** start of Stored records **

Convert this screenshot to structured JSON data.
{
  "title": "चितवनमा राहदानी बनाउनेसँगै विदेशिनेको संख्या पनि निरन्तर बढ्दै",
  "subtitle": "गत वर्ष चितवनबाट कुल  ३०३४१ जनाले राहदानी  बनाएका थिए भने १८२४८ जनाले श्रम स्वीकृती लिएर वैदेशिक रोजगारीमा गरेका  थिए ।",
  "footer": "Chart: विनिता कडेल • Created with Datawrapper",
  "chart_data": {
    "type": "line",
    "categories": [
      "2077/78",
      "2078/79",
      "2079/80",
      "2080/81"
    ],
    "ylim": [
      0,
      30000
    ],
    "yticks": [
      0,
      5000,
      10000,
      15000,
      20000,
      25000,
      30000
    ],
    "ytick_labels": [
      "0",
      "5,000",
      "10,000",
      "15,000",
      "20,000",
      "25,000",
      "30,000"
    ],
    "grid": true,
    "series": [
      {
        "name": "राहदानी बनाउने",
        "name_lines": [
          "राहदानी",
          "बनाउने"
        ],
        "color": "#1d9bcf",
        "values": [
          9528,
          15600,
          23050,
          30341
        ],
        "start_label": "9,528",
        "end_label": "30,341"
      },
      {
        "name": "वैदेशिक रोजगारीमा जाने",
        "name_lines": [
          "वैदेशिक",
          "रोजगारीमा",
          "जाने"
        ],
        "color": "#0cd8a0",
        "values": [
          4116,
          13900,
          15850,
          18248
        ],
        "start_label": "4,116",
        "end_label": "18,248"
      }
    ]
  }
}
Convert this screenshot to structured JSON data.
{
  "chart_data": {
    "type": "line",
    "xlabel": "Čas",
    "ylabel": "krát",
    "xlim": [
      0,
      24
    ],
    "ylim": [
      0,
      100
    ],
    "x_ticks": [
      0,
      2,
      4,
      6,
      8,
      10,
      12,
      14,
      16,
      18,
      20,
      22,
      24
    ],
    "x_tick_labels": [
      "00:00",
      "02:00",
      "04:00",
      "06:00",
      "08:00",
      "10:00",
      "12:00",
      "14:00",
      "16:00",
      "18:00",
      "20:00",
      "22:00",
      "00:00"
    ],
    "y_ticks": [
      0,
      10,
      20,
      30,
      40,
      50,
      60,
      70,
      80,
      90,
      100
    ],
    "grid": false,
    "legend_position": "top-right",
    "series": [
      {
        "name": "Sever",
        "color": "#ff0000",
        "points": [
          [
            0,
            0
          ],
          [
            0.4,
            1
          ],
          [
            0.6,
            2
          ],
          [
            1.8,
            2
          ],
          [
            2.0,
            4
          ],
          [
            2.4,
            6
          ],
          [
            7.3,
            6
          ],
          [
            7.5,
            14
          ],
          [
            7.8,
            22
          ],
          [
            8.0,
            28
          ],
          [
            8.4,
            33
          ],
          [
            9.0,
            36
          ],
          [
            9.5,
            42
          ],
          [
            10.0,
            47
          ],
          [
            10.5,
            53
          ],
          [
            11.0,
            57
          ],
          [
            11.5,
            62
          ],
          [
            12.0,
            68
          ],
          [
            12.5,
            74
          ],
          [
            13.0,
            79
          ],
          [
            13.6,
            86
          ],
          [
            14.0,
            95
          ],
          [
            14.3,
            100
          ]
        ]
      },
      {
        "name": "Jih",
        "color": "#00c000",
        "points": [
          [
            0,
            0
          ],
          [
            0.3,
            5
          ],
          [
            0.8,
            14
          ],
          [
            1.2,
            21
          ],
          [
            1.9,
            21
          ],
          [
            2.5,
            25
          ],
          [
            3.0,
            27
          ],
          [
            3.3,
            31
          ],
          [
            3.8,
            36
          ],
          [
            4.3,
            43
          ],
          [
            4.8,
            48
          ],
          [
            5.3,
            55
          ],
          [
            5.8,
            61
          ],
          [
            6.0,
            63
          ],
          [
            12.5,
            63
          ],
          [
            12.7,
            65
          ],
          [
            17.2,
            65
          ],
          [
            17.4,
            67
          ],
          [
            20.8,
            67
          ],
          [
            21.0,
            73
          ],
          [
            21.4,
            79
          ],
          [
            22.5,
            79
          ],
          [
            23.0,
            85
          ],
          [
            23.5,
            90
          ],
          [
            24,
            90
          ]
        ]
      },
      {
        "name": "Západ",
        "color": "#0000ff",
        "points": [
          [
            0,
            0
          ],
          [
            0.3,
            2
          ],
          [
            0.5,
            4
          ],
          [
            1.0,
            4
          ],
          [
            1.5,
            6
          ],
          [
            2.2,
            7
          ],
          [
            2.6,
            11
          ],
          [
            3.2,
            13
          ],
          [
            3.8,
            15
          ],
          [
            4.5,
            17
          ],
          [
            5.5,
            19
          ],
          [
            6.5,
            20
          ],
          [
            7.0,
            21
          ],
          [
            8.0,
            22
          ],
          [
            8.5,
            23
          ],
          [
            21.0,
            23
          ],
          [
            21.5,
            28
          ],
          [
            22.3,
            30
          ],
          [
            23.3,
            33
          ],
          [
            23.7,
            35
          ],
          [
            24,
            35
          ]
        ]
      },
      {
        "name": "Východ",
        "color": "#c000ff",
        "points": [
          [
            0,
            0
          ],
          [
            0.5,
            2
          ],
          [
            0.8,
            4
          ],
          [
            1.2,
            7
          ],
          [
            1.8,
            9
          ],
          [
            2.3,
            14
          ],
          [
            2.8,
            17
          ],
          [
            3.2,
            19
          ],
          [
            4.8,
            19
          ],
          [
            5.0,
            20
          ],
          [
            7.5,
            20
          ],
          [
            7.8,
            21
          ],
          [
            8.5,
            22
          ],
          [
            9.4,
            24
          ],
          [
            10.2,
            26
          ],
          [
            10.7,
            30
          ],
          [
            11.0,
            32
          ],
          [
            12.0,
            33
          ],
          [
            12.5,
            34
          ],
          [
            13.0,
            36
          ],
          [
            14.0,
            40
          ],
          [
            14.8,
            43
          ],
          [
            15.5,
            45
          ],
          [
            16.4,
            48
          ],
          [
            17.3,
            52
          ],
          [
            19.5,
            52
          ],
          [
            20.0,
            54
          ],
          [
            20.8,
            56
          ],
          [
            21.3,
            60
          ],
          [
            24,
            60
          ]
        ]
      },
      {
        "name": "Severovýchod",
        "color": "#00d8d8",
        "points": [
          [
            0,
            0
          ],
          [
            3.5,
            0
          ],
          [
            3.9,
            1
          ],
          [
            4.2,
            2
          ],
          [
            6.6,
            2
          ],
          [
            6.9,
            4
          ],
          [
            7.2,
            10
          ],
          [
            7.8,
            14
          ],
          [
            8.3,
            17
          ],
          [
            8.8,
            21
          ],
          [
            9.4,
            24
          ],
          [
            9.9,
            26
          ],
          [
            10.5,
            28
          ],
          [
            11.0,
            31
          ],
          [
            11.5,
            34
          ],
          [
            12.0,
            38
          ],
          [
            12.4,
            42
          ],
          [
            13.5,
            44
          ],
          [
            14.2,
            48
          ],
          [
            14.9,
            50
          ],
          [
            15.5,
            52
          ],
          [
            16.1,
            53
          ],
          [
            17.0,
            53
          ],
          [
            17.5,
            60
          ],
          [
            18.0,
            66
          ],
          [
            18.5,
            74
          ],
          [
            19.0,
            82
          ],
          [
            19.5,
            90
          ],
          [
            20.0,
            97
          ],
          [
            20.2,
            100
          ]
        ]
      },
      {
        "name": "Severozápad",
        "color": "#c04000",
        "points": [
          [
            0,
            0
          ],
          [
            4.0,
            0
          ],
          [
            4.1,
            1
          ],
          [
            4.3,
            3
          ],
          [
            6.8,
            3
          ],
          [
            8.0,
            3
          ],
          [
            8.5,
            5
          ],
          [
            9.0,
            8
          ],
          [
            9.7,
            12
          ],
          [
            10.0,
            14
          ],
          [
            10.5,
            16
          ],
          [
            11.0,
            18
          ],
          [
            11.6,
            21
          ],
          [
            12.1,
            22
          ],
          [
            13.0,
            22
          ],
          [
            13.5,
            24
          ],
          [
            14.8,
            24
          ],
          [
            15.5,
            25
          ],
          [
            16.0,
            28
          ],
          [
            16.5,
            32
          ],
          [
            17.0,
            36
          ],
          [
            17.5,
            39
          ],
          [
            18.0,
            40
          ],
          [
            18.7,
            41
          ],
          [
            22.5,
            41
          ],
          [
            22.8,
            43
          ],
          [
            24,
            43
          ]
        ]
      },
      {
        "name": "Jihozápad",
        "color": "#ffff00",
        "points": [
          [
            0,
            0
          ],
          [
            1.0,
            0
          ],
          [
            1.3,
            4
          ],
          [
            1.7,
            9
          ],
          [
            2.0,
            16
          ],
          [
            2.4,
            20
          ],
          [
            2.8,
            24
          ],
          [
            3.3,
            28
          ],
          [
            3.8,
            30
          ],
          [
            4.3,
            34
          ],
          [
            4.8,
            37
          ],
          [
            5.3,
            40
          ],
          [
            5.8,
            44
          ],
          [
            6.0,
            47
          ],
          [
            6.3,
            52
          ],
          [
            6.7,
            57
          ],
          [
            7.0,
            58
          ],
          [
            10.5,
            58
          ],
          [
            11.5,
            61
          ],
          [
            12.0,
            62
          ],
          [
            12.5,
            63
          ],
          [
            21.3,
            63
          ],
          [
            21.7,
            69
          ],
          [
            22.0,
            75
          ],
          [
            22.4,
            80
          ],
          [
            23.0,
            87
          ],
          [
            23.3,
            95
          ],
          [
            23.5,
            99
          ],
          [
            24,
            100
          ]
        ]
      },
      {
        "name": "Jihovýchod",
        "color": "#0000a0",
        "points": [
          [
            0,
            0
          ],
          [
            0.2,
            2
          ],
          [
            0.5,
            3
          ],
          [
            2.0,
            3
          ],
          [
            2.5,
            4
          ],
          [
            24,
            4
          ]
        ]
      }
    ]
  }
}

** end of Stored records **

▶ _Do this_: Show all lines in the entries above where the string "color" appears.

▶ _Problem solution_:
        "color": "#1d9bcf",
        "color": "#0cd8a0",
        "color": "#ff0000",
        "color": "#00c000",
        "color": "#0000ff",
        "color": "#c000ff",
        "color": "#00d8d8",
        "color": "#c04000",
        "color": "#ffff00",
        "color": "#0000a0",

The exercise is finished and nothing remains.